**PROBLEM DESCRIPTION**
Work out the number of lines containing "level". Give that number alone.
________________________
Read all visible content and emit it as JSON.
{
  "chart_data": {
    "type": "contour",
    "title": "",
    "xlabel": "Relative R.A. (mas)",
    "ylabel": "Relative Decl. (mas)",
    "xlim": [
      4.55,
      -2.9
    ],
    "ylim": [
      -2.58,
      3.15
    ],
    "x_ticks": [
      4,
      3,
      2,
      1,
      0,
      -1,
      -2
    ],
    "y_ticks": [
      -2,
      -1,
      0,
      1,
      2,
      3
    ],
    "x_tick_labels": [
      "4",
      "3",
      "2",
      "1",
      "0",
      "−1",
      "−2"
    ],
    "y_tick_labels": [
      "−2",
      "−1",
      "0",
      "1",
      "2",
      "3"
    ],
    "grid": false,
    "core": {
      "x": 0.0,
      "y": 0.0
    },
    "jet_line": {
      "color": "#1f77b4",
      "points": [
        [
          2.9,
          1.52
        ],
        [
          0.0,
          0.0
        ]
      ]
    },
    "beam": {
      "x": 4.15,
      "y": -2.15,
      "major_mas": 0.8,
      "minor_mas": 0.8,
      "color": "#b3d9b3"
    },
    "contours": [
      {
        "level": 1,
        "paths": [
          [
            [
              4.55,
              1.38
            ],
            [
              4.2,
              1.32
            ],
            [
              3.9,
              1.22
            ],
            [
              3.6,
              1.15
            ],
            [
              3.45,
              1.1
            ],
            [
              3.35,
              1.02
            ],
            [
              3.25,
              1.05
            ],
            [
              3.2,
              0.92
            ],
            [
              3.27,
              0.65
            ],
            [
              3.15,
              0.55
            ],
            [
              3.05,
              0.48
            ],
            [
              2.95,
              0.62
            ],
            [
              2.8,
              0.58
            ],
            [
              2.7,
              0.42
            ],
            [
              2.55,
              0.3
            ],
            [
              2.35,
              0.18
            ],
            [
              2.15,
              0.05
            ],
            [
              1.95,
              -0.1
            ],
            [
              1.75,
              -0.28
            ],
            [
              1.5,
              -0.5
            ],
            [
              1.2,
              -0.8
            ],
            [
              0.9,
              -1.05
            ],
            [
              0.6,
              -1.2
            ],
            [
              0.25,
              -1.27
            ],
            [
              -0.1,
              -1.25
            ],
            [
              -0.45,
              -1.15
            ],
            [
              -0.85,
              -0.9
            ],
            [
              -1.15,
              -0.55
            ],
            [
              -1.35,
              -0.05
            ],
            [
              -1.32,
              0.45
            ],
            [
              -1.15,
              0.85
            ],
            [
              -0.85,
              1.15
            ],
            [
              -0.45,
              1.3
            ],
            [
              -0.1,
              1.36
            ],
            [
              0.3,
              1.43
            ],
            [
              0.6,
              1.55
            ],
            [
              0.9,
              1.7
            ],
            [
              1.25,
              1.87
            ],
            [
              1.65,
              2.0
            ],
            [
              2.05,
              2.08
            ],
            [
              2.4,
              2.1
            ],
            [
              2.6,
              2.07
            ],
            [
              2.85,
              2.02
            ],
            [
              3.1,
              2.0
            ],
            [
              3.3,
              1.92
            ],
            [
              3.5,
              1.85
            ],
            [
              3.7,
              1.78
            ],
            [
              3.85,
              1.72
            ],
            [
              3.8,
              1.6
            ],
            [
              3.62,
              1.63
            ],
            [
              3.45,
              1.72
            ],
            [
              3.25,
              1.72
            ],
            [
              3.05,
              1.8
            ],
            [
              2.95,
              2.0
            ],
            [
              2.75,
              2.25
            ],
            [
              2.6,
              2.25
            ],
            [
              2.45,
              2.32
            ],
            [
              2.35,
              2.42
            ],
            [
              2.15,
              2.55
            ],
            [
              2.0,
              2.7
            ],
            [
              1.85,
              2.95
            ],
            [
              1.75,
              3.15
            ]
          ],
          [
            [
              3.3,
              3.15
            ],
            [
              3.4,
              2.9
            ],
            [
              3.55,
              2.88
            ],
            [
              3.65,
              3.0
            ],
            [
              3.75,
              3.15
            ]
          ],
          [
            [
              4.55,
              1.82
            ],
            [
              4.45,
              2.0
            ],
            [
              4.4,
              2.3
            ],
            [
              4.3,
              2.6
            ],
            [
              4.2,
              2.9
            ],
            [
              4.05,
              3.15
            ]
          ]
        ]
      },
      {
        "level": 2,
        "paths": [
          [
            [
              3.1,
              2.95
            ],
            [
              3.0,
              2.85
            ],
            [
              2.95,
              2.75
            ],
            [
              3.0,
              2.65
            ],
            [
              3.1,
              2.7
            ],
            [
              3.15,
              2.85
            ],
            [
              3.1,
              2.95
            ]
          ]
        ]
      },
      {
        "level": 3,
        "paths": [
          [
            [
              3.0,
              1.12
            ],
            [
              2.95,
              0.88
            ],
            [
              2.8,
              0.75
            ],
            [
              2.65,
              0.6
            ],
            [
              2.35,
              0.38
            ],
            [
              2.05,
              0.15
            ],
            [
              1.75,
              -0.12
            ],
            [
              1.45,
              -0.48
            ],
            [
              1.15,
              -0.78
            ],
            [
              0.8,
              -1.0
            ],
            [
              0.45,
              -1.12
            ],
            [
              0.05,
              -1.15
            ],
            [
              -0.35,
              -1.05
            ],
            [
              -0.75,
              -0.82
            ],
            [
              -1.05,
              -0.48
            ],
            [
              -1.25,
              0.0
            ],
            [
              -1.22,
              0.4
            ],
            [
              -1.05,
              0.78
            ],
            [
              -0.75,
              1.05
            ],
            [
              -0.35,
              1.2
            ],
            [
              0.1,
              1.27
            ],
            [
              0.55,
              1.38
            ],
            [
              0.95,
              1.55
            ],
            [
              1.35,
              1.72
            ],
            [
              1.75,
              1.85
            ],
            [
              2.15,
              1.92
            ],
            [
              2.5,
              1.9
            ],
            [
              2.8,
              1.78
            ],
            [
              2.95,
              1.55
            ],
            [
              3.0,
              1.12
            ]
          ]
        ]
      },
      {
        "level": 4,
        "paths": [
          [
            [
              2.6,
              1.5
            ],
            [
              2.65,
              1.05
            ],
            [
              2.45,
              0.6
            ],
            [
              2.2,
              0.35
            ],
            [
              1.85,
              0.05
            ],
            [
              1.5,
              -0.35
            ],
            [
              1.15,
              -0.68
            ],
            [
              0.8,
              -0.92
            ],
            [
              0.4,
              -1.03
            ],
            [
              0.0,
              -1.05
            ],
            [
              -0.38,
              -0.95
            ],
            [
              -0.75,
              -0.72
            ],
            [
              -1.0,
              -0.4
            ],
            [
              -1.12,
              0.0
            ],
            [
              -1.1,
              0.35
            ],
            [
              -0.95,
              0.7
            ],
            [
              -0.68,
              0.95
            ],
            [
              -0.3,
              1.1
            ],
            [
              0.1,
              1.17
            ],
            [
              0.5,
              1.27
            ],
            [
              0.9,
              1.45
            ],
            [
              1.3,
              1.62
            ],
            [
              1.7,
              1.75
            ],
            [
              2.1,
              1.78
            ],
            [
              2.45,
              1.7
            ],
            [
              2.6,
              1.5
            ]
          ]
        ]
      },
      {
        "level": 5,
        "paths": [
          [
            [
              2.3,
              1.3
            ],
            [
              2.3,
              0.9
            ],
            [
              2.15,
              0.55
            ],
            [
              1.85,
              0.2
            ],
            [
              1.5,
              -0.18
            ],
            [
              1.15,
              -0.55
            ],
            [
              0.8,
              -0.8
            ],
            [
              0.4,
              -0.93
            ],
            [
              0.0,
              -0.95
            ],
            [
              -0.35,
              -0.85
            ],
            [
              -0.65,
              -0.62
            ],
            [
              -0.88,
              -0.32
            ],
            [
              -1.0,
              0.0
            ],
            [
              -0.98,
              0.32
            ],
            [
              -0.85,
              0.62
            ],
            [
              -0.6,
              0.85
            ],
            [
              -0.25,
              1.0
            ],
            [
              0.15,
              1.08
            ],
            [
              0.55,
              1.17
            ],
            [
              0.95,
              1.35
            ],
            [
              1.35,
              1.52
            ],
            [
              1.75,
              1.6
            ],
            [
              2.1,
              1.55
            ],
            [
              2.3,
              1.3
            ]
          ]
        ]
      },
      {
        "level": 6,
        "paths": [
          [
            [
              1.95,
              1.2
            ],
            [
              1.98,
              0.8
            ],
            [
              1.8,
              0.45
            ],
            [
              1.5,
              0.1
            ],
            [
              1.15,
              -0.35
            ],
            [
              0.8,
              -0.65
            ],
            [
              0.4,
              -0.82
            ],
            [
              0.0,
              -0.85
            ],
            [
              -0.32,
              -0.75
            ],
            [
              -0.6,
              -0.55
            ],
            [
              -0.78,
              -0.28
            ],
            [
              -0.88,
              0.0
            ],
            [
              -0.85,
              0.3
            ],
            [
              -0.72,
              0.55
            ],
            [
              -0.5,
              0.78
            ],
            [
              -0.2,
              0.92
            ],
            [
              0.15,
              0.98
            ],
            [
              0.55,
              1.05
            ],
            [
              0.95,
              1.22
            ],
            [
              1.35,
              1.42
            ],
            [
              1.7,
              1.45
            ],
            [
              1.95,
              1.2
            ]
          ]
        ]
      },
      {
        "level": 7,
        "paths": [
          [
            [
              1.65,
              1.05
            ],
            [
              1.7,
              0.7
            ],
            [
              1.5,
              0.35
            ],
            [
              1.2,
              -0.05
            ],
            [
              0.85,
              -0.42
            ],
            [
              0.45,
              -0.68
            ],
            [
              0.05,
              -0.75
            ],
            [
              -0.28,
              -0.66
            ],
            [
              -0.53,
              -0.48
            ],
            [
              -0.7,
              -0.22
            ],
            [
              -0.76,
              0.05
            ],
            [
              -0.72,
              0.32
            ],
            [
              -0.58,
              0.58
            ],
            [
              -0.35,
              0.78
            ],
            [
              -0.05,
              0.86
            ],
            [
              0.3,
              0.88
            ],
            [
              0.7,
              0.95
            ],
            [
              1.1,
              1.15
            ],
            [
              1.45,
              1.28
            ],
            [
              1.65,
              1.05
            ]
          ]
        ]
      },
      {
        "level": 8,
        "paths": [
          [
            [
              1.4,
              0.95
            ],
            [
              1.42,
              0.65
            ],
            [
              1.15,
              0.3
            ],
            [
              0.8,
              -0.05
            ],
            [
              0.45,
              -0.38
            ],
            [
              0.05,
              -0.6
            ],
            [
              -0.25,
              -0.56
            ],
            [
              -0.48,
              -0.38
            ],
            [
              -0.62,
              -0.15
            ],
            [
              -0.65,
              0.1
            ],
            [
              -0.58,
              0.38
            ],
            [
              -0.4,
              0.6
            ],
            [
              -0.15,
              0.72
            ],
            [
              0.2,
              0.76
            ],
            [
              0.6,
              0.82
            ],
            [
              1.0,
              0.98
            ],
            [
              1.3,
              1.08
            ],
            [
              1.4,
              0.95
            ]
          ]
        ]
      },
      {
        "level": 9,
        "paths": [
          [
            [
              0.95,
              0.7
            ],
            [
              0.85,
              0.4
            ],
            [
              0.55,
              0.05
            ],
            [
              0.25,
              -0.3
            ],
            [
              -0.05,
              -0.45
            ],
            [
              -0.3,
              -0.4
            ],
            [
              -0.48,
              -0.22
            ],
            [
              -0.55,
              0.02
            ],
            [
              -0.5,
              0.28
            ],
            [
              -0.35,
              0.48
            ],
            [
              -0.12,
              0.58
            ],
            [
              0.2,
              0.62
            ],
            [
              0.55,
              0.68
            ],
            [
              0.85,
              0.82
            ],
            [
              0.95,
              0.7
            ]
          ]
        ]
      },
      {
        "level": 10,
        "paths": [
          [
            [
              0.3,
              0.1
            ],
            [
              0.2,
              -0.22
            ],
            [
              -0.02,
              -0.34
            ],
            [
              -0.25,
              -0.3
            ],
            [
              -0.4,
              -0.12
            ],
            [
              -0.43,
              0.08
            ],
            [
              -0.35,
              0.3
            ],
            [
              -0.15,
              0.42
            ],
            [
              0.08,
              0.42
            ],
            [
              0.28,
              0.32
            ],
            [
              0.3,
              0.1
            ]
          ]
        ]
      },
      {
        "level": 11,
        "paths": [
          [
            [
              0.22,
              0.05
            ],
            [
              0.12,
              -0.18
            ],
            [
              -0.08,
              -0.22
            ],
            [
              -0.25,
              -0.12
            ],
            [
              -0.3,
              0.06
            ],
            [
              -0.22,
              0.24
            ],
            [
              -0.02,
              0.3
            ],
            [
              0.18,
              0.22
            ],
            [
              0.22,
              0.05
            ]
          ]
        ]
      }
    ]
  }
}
________________________
**THE REPLY**
11